## What you are asked to do
Copy each line that contains the string "team".

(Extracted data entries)
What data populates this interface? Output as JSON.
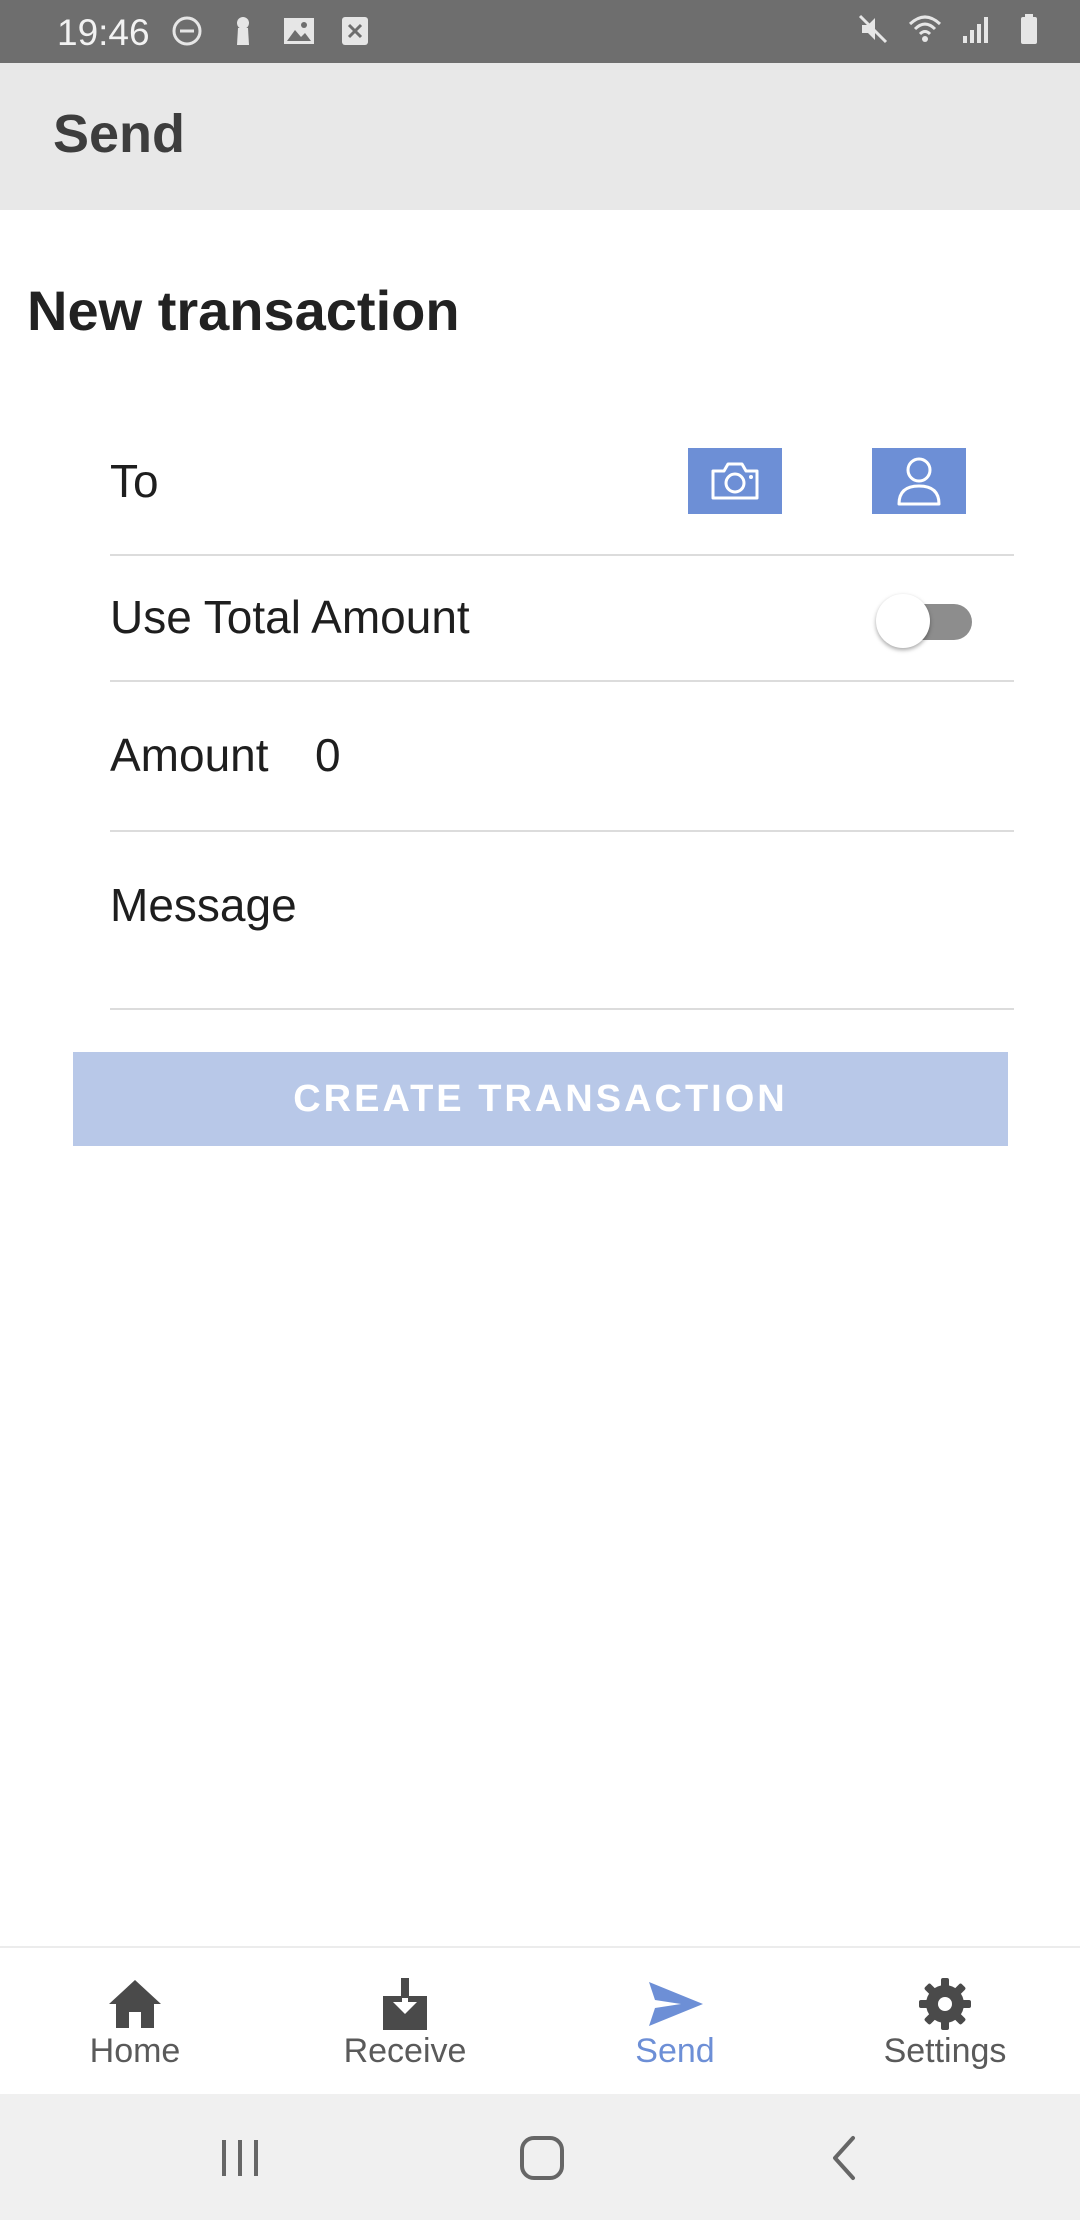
{
  "status_bar": {
    "time": "19:46",
    "left_icons": [
      "do-not-disturb-icon",
      "keyhole-icon",
      "gallery-icon",
      "close-box-icon"
    ],
    "right_icons": [
      "mute-icon",
      "wifi-icon",
      "signal-icon",
      "battery-icon"
    ]
  },
  "app_bar": {
    "title": "Send"
  },
  "form": {
    "section_title": "New transaction",
    "to_label": "To",
    "use_total_label": "Use Total Amount",
    "use_total_enabled": false,
    "amount_label": "Amount",
    "amount_value": "0",
    "message_label": "Message",
    "submit_label": "CREATE TRANSACTION"
  },
  "bottom_nav": {
    "items": [
      {
        "label": "Home",
        "icon": "home-icon",
        "active": false
      },
      {
        "label": "Receive",
        "icon": "download-icon",
        "active": false
      },
      {
        "label": "Send",
        "icon": "send-icon",
        "active": true
      },
      {
        "label": "Settings",
        "icon": "gear-icon",
        "active": false
      }
    ]
  },
  "colors": {
    "accent": "#6d8fd6",
    "button_disabled": "#b8c8e8",
    "app_bar_bg": "#e8e8e8",
    "status_bar_bg": "#6e6e6e"
  }
}
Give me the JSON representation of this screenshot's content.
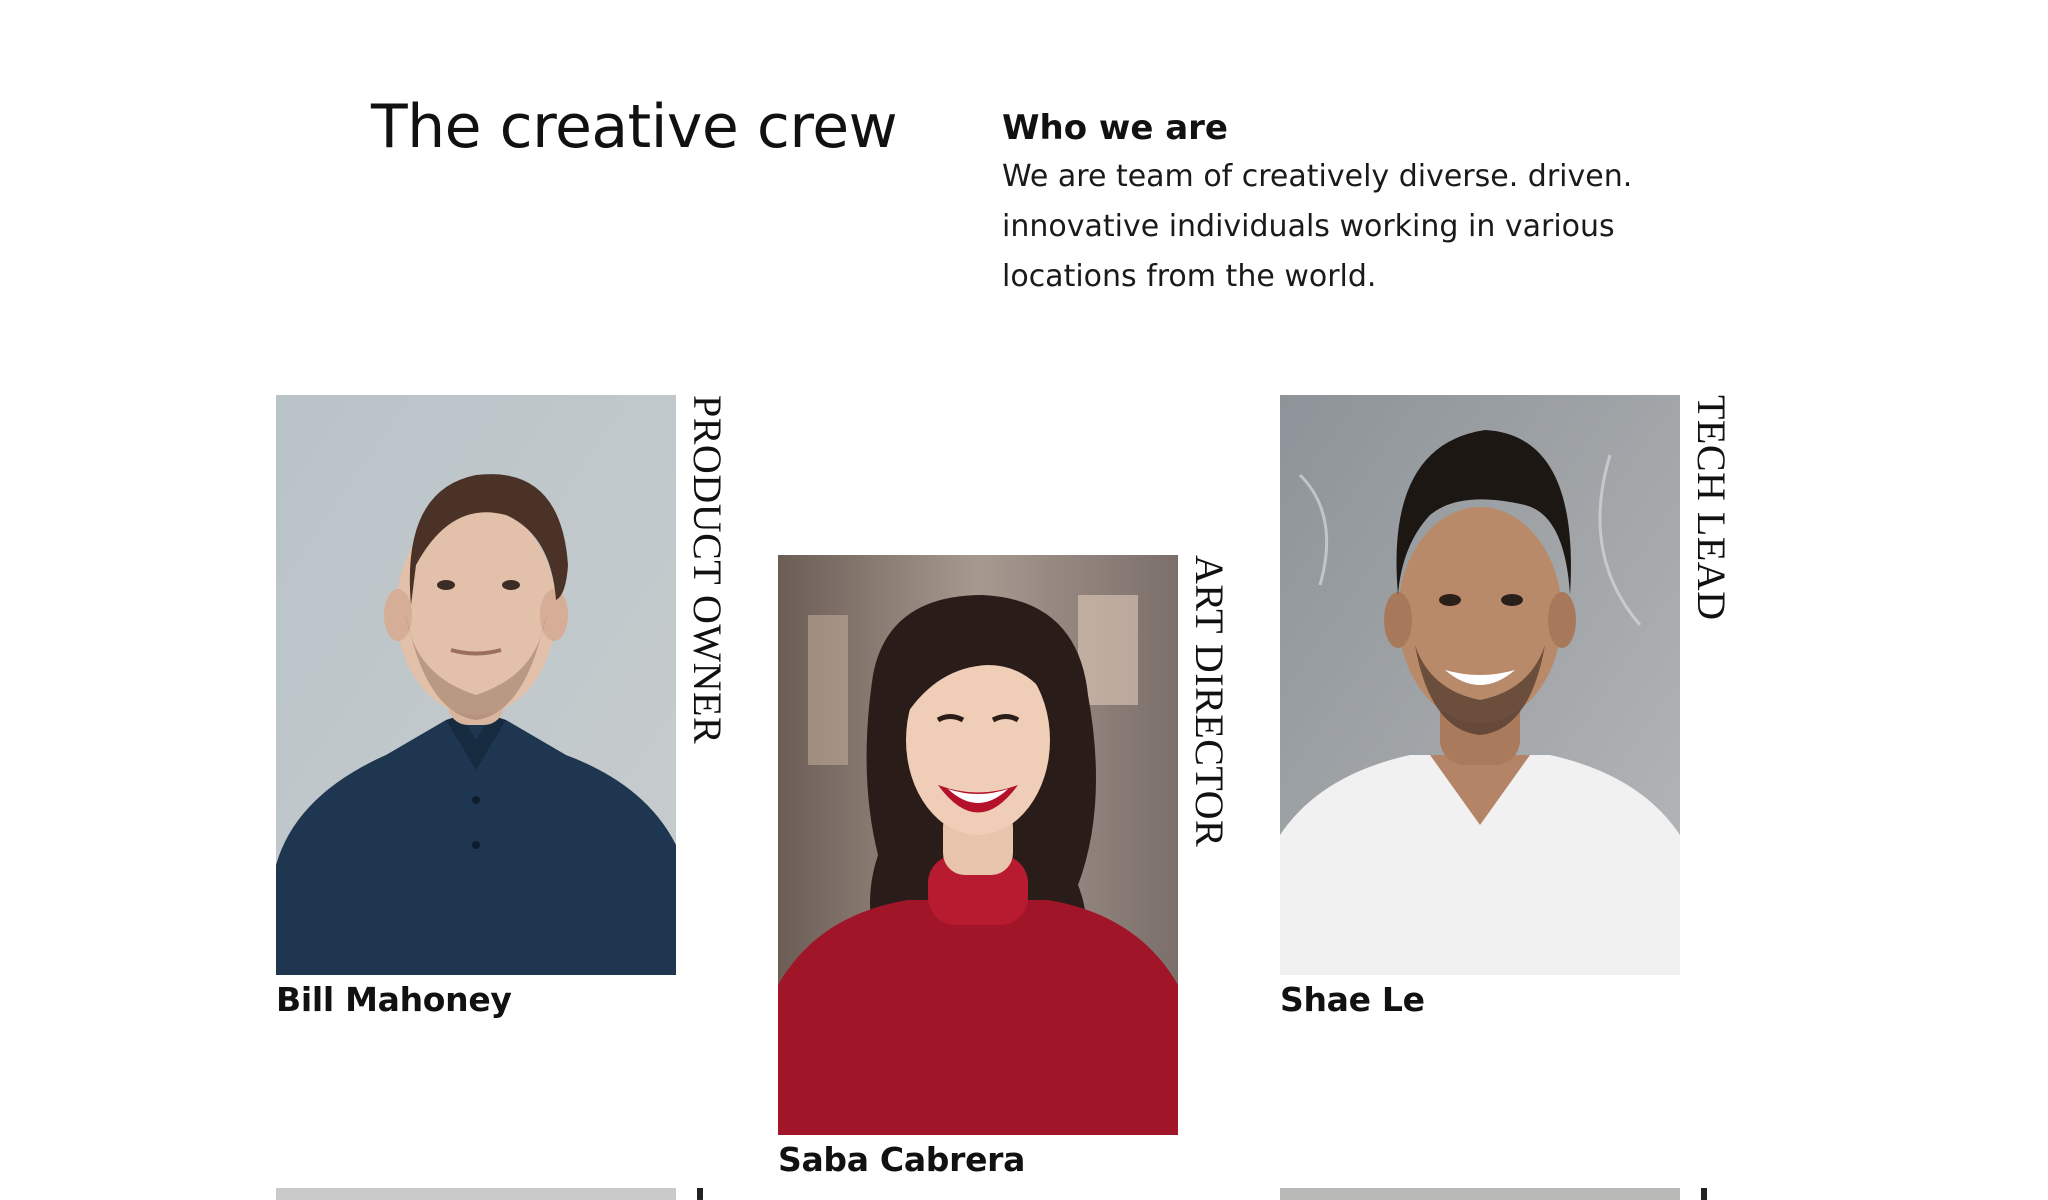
{
  "header": {
    "title": "The creative crew"
  },
  "about": {
    "title": "Who we are",
    "lines": [
      "We are team of creatively diverse. driven.",
      "innovative individuals working in various",
      "locations from the world."
    ]
  },
  "team": [
    {
      "name": "Bill Mahoney",
      "role": "PRODUCT OWNER",
      "photo_icon": "man-blue-polo-portrait"
    },
    {
      "name": "Saba Cabrera",
      "role": "ART DIRECTOR",
      "photo_icon": "woman-red-sweater-portrait"
    },
    {
      "name": "Shae Le",
      "role": "TECH LEAD",
      "photo_icon": "man-white-tshirt-portrait"
    }
  ],
  "colors": {
    "text": "#111111",
    "background": "#ffffff"
  }
}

## Output for this exercise
      "We are team of creatively diverse. driven.",
  "team": [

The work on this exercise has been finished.